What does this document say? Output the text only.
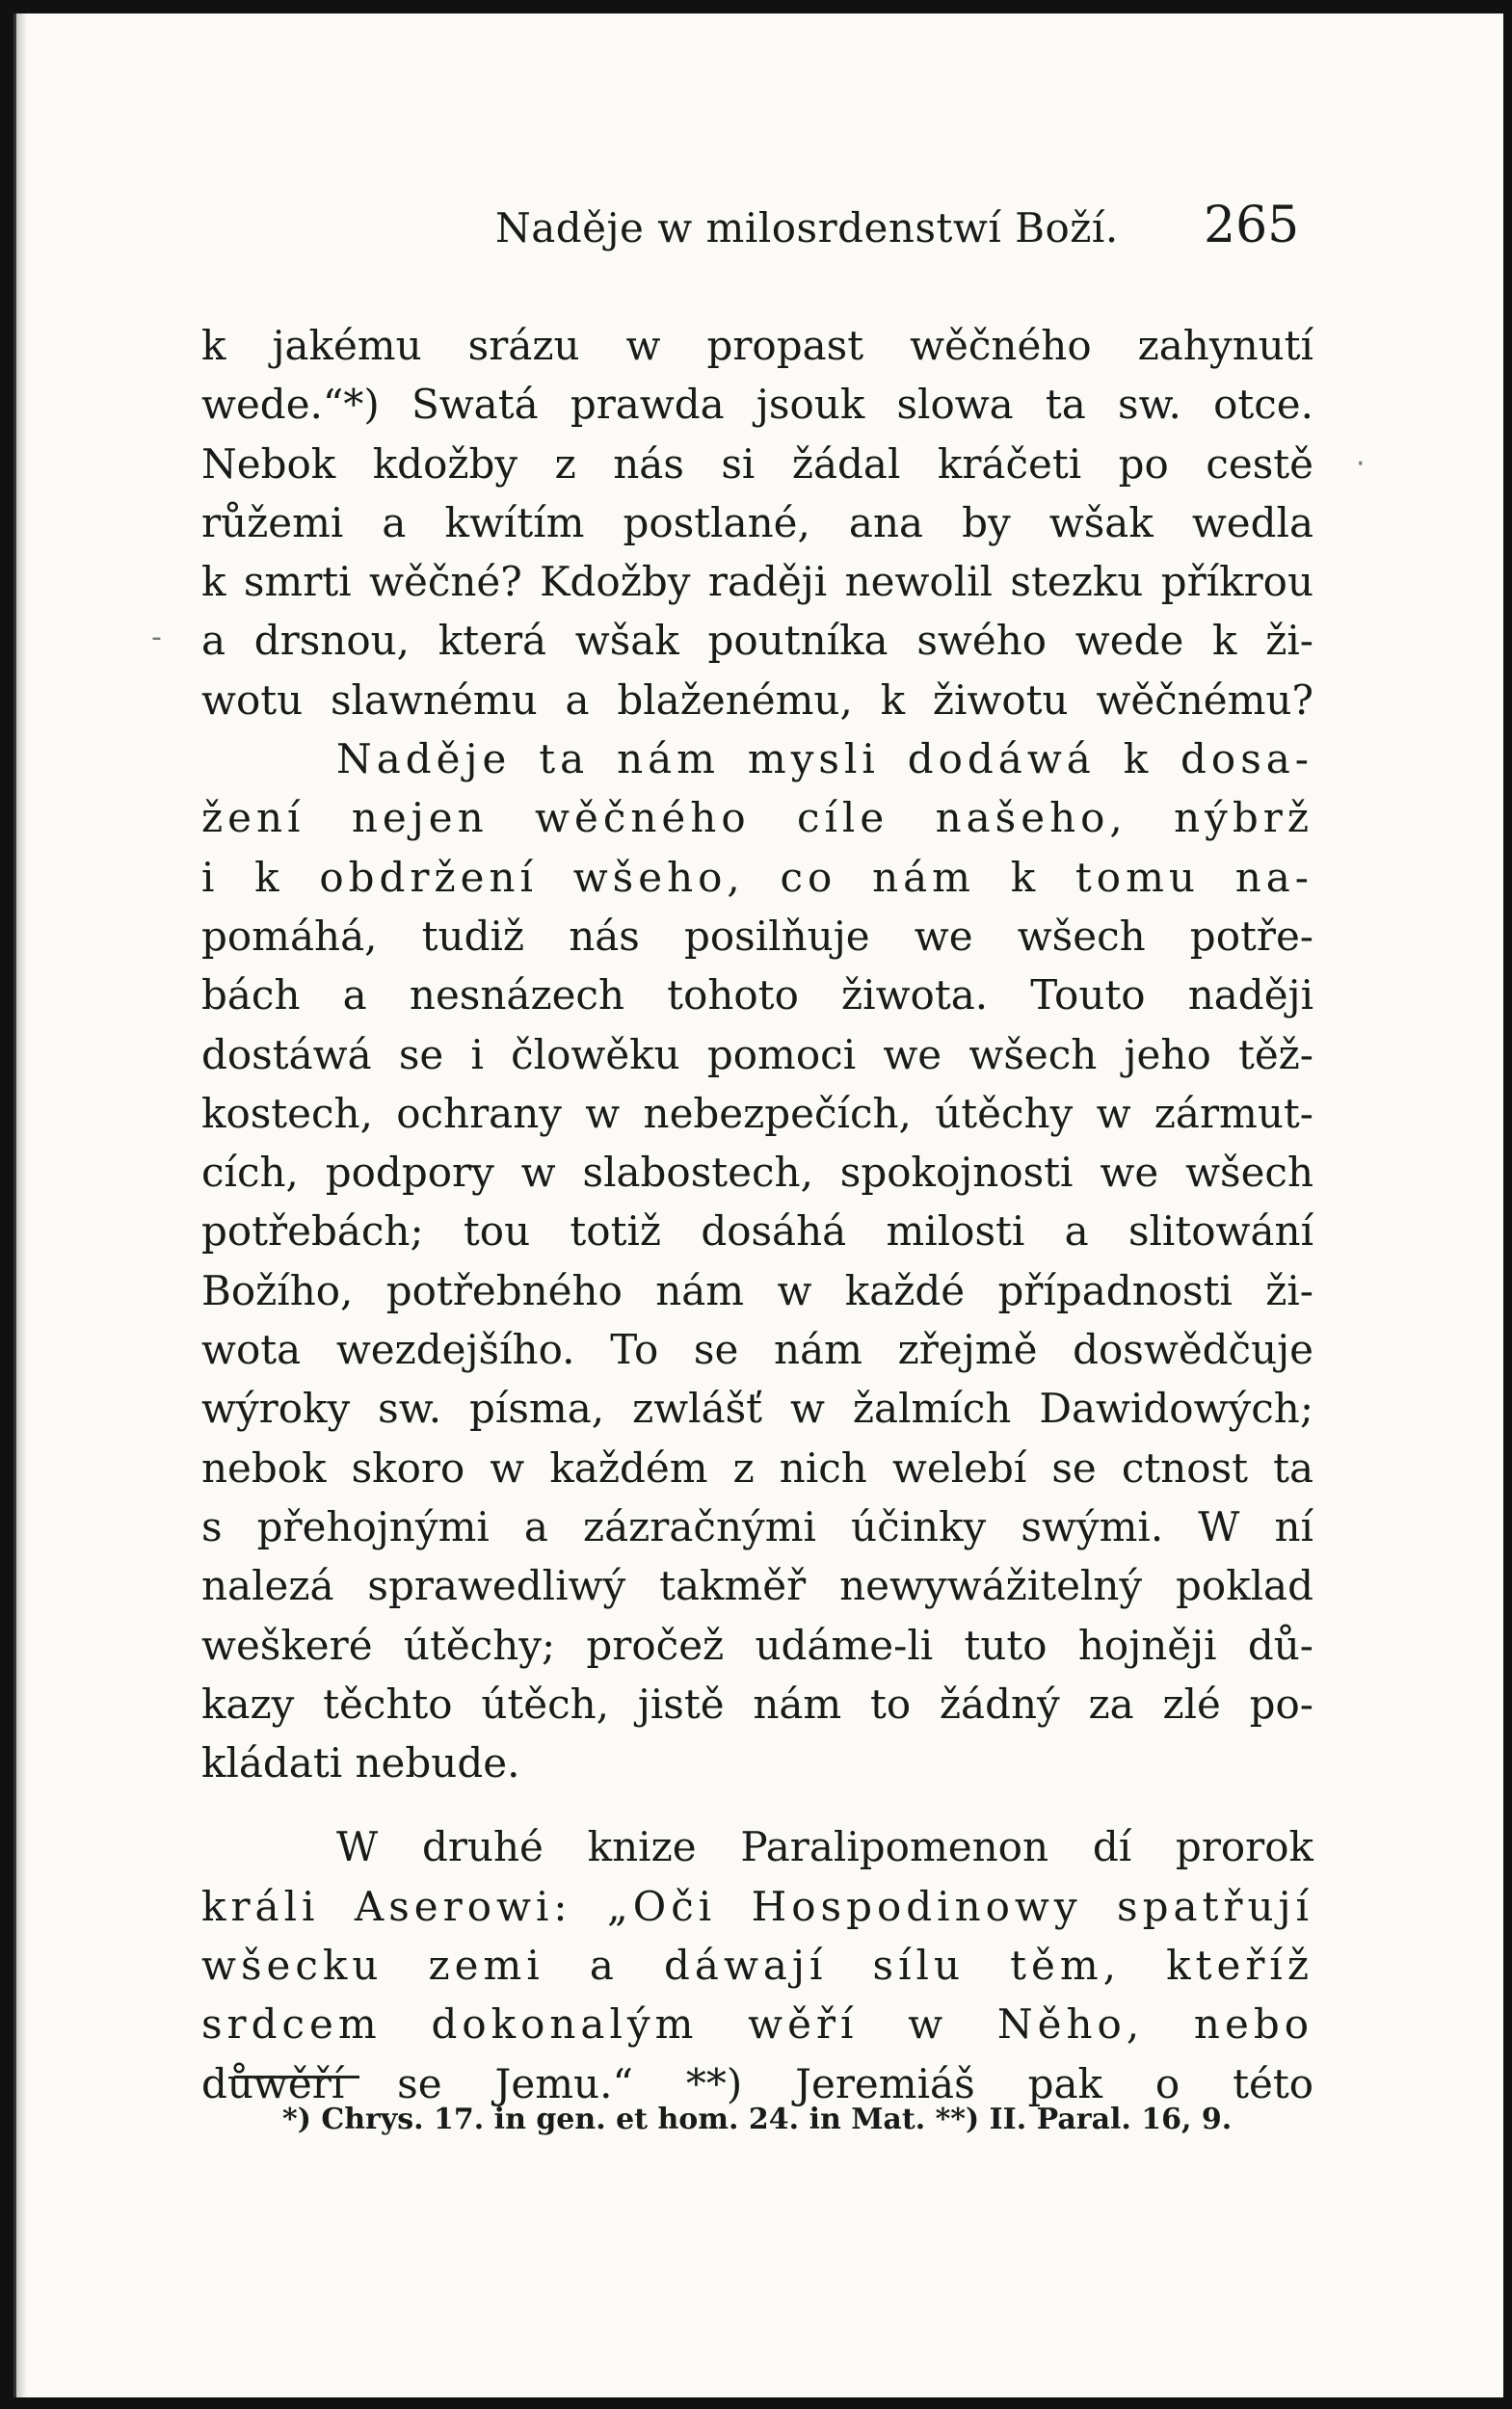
Naděje w milosrdenstwí Boží. 265
k jakému srázu w propast wěčného zahynutí
wede.“*) Swatá prawda jsouk slowa ta sw. otce.
Nebok kdožby z nás si žádal kráčeti po cestě
růžemi a kwítím postlané, ana by wšak wedla
k smrti wěčné? Kdožby raději newolil stezku příkrou
a drsnou, která wšak poutníka swého wede k ži-
wotu slawnému a blaženému, k žiwotu wěčnému?
Naděje ta nám mysli dodáwá k dosa-
žení nejen wěčného cíle našeho, nýbrž
i k obdržení wšeho, co nám k tomu na-
pomáhá, tudiž nás posilňuje we wšech potře-
bách a nesnázech tohoto žiwota. Touto naději
dostáwá se i člowěku pomoci we wšech jeho těž-
kostech, ochrany w nebezpečích, útěchy w zármut-
cích, podpory w slabostech, spokojnosti we wšech
potřebách; tou totiž dosáhá milosti a slitowání
Božího, potřebného nám w každé případnosti ži-
wota wezdejšího. To se nám zřejmě doswědčuje
wýroky sw. písma, zwlášť w žalmích Dawidowých;
nebok skoro w každém z nich welebí se ctnost ta
s přehojnými a zázračnými účinky swými. W ní
nalezá sprawedliwý takměř newywážitelný poklad
weškeré útěchy; pročež udáme-li tuto hojněji dů-
kazy těchto útěch, jistě nám to žádný za zlé po-
kládati nebude.
W druhé knize Paralipomenon dí prorok
králi Aserowi: „Oči Hospodinowy spatřují
wšecku zemi a dáwají sílu těm, kteříž
srdcem dokonalým wěří w Něho, nebo
důwěří se Jemu.“ **) Jeremiáš pak o této
*) Chrys. 17. in gen. et hom. 24. in Mat. **) II. Paral. 16, 9.
·
-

┄┄┄┄┄┄┄┄┄┄

## Work instructions
Tally the lines above containing "wšak". Answer with the count only.

## Solution to this task
2